Copy each line of the data below exactly, leaving out pictures.

→ **Records from a collection of figures**
----------------------------------------

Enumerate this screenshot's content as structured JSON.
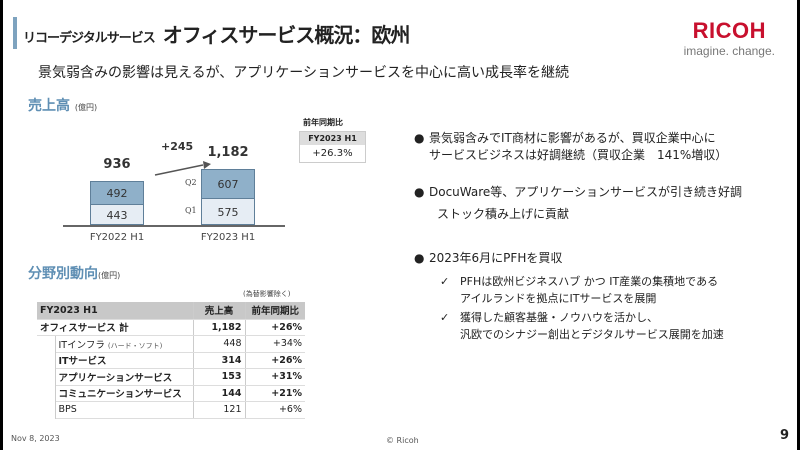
{
  "header": {
    "subtitle_label": "リコーデジタルサービス",
    "title": "オフィスサービス概況：欧州",
    "logo_text": "RICOH",
    "logo_tagline": "imagine. change."
  },
  "lead": "景気弱含みの影響は見えるが、アプリケーションサービスを中心に高い成長率を継続",
  "sales_section": {
    "title": "売上高",
    "unit": "(億円)"
  },
  "chart_data": {
    "type": "bar",
    "stacked": true,
    "categories": [
      "FY2022 H1",
      "FY2023 H1"
    ],
    "series": [
      {
        "name": "Q1",
        "values": [
          443,
          575
        ]
      },
      {
        "name": "Q2",
        "values": [
          492,
          607
        ]
      }
    ],
    "totals": [
      "936",
      "1,182"
    ],
    "increase": "+245",
    "series_labels": [
      "Q1",
      "Q2"
    ],
    "ylabel": "億円"
  },
  "yoy": {
    "title": "前年同期比",
    "period": "FY2023 H1",
    "value": "+26.3%"
  },
  "segment": {
    "title": "分野別動向",
    "unit": "(億円)",
    "note": "(為替影響除く)",
    "headers": [
      "FY2023 H1",
      "売上高",
      "前年同期比"
    ],
    "total": {
      "name": "オフィスサービス 計",
      "sales": "1,182",
      "yoy": "+26%"
    },
    "rows": [
      {
        "name": "ITインフラ",
        "sub": "(ハード・ソフト)",
        "sales": "448",
        "yoy": "+34%"
      },
      {
        "name": "ITサービス",
        "sub": "",
        "sales": "314",
        "yoy": "+26%"
      },
      {
        "name": "アプリケーションサービス",
        "sub": "",
        "sales": "153",
        "yoy": "+31%"
      },
      {
        "name": "コミュニケーションサービス",
        "sub": "",
        "sales": "144",
        "yoy": "+21%"
      },
      {
        "name": "BPS",
        "sub": "",
        "sales": "121",
        "yoy": "+6%"
      }
    ]
  },
  "bullets": [
    {
      "lines": [
        "景気弱含みでIT商材に影響があるが、買収企業中心に",
        "サービスビジネスは好調継続（買収企業　141%増収）"
      ]
    },
    {
      "lines": [
        "DocuWare等、アプリケーションサービスが引き続き好調",
        "ストック積み上げに貢献"
      ]
    },
    {
      "lines": [
        "2023年6月にPFHを買収"
      ]
    }
  ],
  "checks": [
    {
      "lines": [
        "PFHは欧州ビジネスハブ かつ IT産業の集積地である",
        "アイルランドを拠点にITサービスを展開"
      ]
    },
    {
      "lines": [
        "獲得した顧客基盤・ノウハウを活かし、",
        "汎欧でのシナジー創出とデジタルサービス展開を加速"
      ]
    }
  ],
  "footer": {
    "date": "Nov 8, 2023",
    "copyright": "© Ricoh",
    "page": "9"
  },
  "colors": {
    "accent": "#5f8fb4",
    "q2": "#8fb0c9",
    "q1": "#e6edf4",
    "brand": "#c8102e"
  }
}
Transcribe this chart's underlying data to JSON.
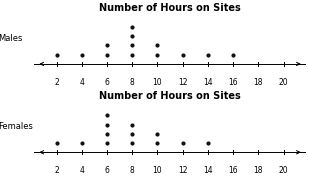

----------------------------------------

→ **TASK ANSWER**
Enumerate this screenshot's content as structured JSON.
{
  "header": {
    "subtitle_label": "リコーデジタルサービス",
    "title": "オフィスサービス概況：欧州",
    "logo_text": "RICOH",
    "logo_tagline": "imagine. change."
  },
  "lead": "景気弱含みの影響は見えるが、アプリケーションサービスを中心に高い成長率を継続",
  "sales_section": {
    "title": "売上高",
    "unit": "(億円)"
  },
  "chart_data": {
    "type": "bar",
    "stacked": true,
    "categories": [
      "FY2022 H1",
      "FY2023 H1"
    ],
    "series": [
      {
        "name": "Q1",
        "values": [
          443,
          575
        ]
      },
      {
        "name": "Q2",
        "values": [
          492,
          607
        ]
      }
    ],
    "totals": [
      "936",
      "1,182"
    ],
    "increase": "+245",
    "series_labels": [
      "Q1",
      "Q2"
    ],
    "ylabel": "億円"
  },
  "yoy": {
    "title": "前年同期比",
    "period": "FY2023 H1",
    "value": "+26.3%"
  },
  "segment": {
    "title": "分野別動向",
    "unit": "(億円)",
    "note": "(為替影響除く)",
    "headers": [
      "FY2023 H1",
      "売上高",
      "前年同期比"
    ],
    "total": {
      "name": "オフィスサービス 計",
      "sales": "1,182",
      "yoy": "+26%"
    },
    "rows": [
      {
        "name": "ITインフラ",
        "sub": "(ハード・ソフト)",
        "sales": "448",
        "yoy": "+34%"
      },
      {
        "name": "ITサービス",
        "sub": "",
        "sales": "314",
        "yoy": "+26%"
      },
      {
        "name": "アプリケーションサービス",
        "sub": "",
        "sales": "153",
        "yoy": "+31%"
      },
      {
        "name": "コミュニケーションサービス",
        "sub": "",
        "sales": "144",
        "yoy": "+21%"
      },
      {
        "name": "BPS",
        "sub": "",
        "sales": "121",
        "yoy": "+6%"
      }
    ]
  },
  "bullets": [
    {
      "lines": [
        "景気弱含みでIT商材に影響があるが、買収企業中心に",
        "サービスビジネスは好調継続（買収企業　141%増収）"
      ]
    },
    {
      "lines": [
        "DocuWare等、アプリケーションサービスが引き続き好調",
        "ストック積み上げに貢献"
      ]
    },
    {
      "lines": [
        "2023年6月にPFHを買収"
      ]
    }
  ],
  "checks": [
    {
      "lines": [
        "PFHは欧州ビジネスハブ かつ IT産業の集積地である",
        "アイルランドを拠点にITサービスを展開"
      ]
    },
    {
      "lines": [
        "獲得した顧客基盤・ノウハウを活かし、",
        "汎欧でのシナジー創出とデジタルサービス展開を加速"
      ]
    }
  ],
  "footer": {
    "date": "Nov 8, 2023",
    "copyright": "© Ricoh",
    "page": "9"
  },
  "colors": {
    "accent": "#5f8fb4",
    "q2": "#8fb0c9",
    "q1": "#e6edf4",
    "brand": "#c8102e"
  }
}
Transcribe this chart's underlying data to JSON.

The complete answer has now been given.